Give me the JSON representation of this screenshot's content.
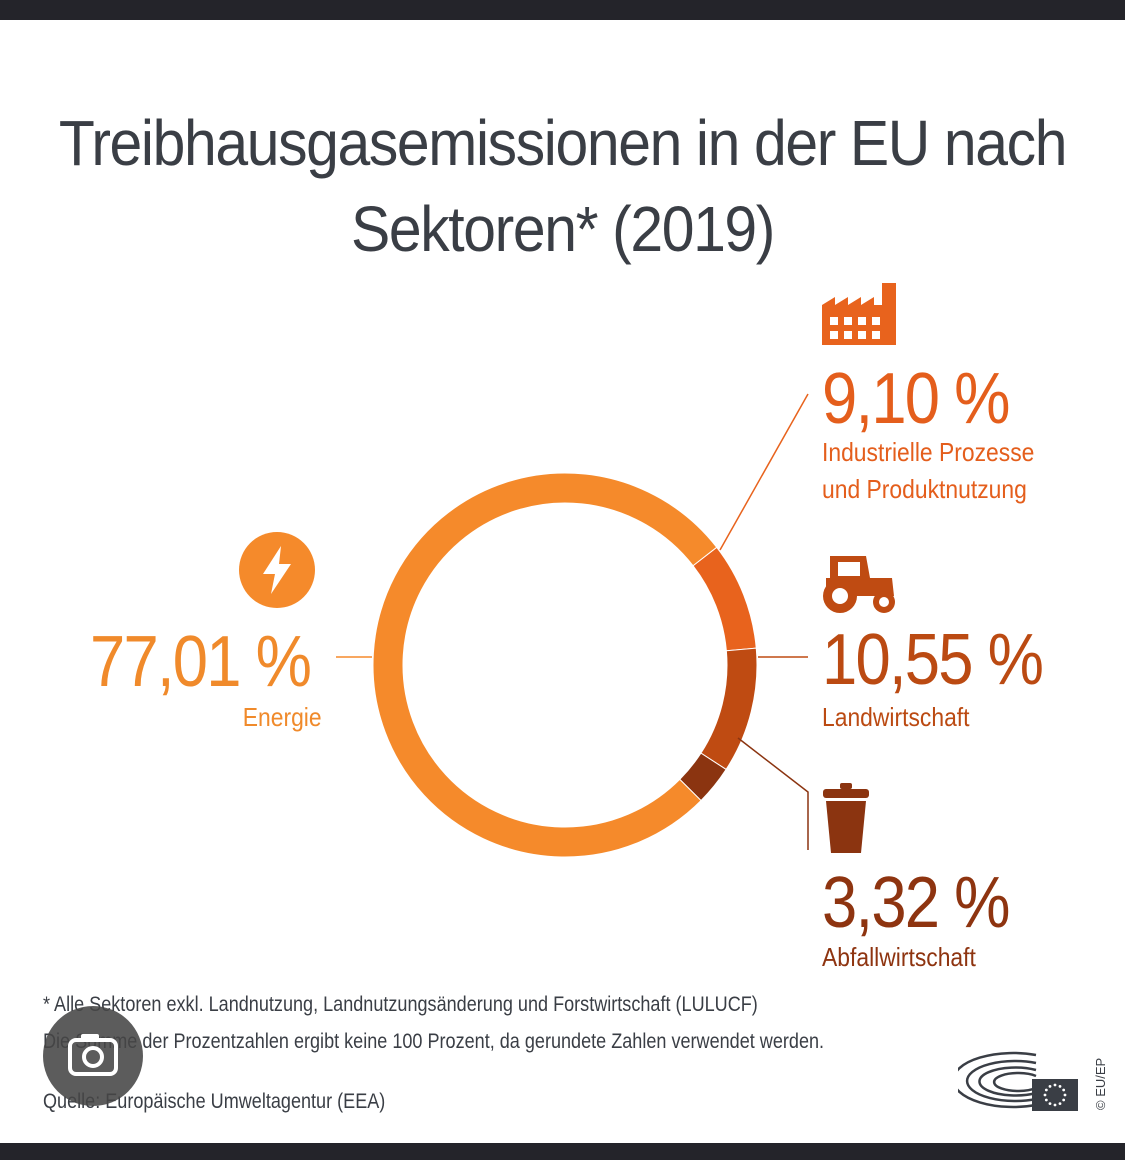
{
  "title_line1": "Treibhausgasemissionen in der EU nach",
  "title_line2": "Sektoren* (2019)",
  "chart_data": {
    "type": "pie",
    "style": "donut",
    "title": "Treibhausgasemissionen in der EU nach Sektoren* (2019)",
    "categories": [
      "Energie",
      "Industrielle Prozesse und Produktnutzung",
      "Landwirtschaft",
      "Abfallwirtschaft"
    ],
    "values": [
      77.01,
      9.1,
      10.55,
      3.32
    ],
    "value_labels": [
      "77,01 %",
      "9,10 %",
      "10,55 %",
      "3,32 %"
    ],
    "colors": [
      "#f58a2b",
      "#e8631d",
      "#bf4b12",
      "#8b3410"
    ]
  },
  "labels": {
    "energy": {
      "pct": "77,01 %",
      "name": "Energie",
      "icon": "lightning-icon"
    },
    "industry": {
      "pct": "9,10 %",
      "name_line1": "Industrielle Prozesse",
      "name_line2": "und Produktnutzung",
      "icon": "factory-icon"
    },
    "agriculture": {
      "pct": "10,55 %",
      "name": "Landwirtschaft",
      "icon": "tractor-icon"
    },
    "waste": {
      "pct": "3,32 %",
      "name": "Abfallwirtschaft",
      "icon": "trash-bin-icon"
    }
  },
  "notes": {
    "line1": "* Alle Sektoren exkl. Landnutzung, Landnutzungsänderung und Forstwirtschaft (LULUCF)",
    "line2": "Die Summe der Prozentzahlen ergibt keine 100 Prozent, da gerundete Zahlen verwendet werden.",
    "source": "Quelle: Europäische Umweltagentur (EEA)"
  },
  "copyright": "© EU/EP",
  "colors": {
    "energy": "#f58a2b",
    "industry": "#e8631d",
    "agriculture": "#bf4b12",
    "waste": "#8b3410",
    "text_dark": "#3a3e45"
  }
}
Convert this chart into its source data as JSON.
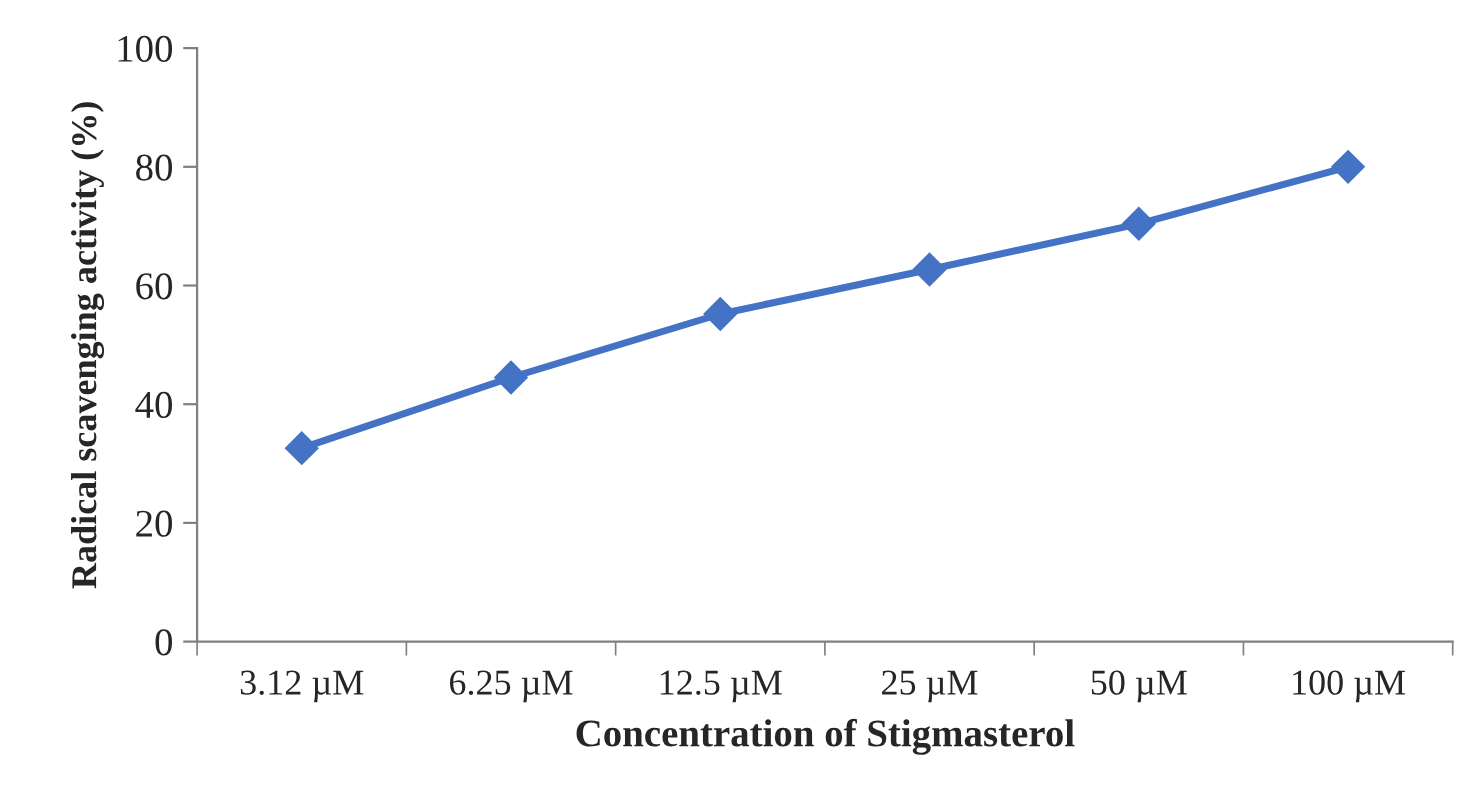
{
  "chart_data": {
    "type": "line",
    "xlabel": "Concentration of Stigmasterol",
    "ylabel": "Radical scavenging activity (%)",
    "categories": [
      "3.12 µM",
      "6.25 µM",
      "12.5 µM",
      "25 µM",
      "50 µM",
      "100 µM"
    ],
    "series": [
      {
        "color": "#4472c4",
        "values": [
          32.6,
          44.5,
          55.2,
          62.7,
          70.4,
          80.0
        ]
      }
    ],
    "ylim": [
      0,
      100
    ],
    "yticks": [
      0,
      20,
      40,
      60,
      80,
      100
    ],
    "grid": false,
    "marker": "diamond",
    "line_style": "solid"
  }
}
+++
Work through the data and report how many of its lines hold the word "Industrielle", giving only the figure.

2